#### [OBJECTIVE]
Search the material below for the string "KABUPATEN" and extract each line that has it.

(Data entries)
========================================

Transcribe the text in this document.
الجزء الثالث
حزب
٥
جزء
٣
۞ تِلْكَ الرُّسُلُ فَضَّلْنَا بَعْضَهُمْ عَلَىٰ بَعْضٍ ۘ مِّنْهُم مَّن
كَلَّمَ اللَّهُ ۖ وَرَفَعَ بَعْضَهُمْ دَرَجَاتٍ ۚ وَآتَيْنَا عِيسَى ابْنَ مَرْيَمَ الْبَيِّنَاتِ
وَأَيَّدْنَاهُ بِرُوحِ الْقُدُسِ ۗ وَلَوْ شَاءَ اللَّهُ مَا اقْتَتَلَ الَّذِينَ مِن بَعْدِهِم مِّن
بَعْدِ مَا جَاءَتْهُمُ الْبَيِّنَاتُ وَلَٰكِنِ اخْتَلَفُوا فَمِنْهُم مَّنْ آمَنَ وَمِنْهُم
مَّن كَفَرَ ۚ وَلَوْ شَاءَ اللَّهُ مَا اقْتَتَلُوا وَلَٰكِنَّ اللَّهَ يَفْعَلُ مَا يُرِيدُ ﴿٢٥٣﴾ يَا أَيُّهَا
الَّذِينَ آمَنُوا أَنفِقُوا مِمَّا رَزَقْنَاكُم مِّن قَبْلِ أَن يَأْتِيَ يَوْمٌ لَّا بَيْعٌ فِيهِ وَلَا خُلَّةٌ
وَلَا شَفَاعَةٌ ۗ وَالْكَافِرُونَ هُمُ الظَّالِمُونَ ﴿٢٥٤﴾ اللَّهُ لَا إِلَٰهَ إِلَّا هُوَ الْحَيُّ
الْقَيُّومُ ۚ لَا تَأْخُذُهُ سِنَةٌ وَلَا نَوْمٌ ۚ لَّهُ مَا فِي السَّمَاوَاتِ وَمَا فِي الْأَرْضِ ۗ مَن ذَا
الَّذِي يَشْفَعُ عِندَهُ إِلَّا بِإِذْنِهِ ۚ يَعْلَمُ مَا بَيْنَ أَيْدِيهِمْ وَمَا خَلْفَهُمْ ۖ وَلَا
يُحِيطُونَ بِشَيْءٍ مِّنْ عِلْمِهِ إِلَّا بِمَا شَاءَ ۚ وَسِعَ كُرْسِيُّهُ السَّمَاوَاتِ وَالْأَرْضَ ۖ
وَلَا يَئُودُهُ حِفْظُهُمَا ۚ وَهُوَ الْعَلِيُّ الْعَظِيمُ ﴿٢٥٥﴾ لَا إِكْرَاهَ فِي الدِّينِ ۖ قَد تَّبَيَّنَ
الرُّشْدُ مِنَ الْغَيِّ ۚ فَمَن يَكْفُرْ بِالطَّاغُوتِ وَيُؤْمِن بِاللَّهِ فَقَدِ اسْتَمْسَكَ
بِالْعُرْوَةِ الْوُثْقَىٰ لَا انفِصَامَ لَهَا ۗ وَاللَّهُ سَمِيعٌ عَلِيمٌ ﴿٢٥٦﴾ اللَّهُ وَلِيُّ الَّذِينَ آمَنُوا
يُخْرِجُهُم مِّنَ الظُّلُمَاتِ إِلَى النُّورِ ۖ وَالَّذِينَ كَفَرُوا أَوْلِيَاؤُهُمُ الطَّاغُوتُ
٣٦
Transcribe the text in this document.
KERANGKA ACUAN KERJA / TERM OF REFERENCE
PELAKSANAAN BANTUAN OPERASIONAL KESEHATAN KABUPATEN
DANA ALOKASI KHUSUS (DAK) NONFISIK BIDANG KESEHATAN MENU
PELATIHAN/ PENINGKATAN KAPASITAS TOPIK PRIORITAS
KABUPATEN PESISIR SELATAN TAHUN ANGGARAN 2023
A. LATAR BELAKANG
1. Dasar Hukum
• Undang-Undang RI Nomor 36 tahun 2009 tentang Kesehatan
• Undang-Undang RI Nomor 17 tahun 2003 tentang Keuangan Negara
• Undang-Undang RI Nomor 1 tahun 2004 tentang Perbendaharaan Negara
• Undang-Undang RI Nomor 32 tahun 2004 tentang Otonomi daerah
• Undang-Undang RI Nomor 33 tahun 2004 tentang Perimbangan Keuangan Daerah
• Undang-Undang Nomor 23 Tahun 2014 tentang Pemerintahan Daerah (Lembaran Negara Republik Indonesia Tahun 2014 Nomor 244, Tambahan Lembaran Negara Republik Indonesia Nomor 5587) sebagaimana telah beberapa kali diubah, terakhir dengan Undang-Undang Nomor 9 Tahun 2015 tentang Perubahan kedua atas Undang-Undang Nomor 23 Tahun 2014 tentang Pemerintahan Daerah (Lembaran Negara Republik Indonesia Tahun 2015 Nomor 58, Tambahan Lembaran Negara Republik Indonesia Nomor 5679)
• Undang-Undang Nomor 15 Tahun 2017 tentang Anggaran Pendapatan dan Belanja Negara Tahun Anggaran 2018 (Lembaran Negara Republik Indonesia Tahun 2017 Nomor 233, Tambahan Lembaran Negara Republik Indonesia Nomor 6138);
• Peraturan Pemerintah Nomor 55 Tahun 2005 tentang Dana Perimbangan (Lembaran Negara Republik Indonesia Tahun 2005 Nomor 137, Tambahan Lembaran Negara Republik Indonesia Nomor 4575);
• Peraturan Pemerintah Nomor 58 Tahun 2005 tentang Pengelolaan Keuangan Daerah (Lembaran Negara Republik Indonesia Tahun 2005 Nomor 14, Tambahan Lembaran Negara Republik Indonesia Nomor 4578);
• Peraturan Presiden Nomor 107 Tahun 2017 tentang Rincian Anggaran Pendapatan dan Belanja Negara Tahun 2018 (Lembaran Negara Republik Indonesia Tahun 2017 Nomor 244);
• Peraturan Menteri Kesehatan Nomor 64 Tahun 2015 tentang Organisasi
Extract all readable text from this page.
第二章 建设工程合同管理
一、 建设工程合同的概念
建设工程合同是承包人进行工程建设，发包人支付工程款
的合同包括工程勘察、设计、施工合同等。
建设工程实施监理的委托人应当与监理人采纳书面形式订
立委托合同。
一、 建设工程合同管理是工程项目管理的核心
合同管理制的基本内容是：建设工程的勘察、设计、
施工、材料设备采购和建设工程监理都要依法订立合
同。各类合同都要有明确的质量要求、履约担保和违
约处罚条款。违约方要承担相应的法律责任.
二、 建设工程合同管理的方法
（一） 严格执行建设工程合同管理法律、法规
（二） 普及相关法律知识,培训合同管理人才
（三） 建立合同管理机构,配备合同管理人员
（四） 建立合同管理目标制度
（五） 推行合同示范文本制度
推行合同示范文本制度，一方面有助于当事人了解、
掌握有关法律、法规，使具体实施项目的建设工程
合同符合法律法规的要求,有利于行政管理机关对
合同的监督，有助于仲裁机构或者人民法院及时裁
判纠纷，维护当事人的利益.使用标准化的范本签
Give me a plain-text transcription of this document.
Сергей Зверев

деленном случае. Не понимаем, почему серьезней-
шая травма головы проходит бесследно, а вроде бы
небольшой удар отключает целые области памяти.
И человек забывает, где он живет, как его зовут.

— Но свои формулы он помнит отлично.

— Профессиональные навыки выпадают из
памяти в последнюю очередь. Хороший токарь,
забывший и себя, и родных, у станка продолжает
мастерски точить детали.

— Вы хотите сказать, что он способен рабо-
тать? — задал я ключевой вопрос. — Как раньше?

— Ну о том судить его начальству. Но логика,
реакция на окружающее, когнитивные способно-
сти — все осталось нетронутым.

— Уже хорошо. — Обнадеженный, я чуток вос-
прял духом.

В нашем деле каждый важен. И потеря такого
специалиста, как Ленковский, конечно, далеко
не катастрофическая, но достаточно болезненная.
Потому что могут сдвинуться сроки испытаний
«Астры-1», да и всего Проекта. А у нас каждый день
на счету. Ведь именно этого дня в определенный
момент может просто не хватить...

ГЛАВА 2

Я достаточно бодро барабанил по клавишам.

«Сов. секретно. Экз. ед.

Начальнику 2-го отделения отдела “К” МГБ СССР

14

========================================

#### [RESPONSE]
PELAKSANAAN BANTUAN OPERASIONAL KESEHATAN KABUPATEN
KABUPATEN PESISIR SELATAN TAHUN ANGGARAN 2023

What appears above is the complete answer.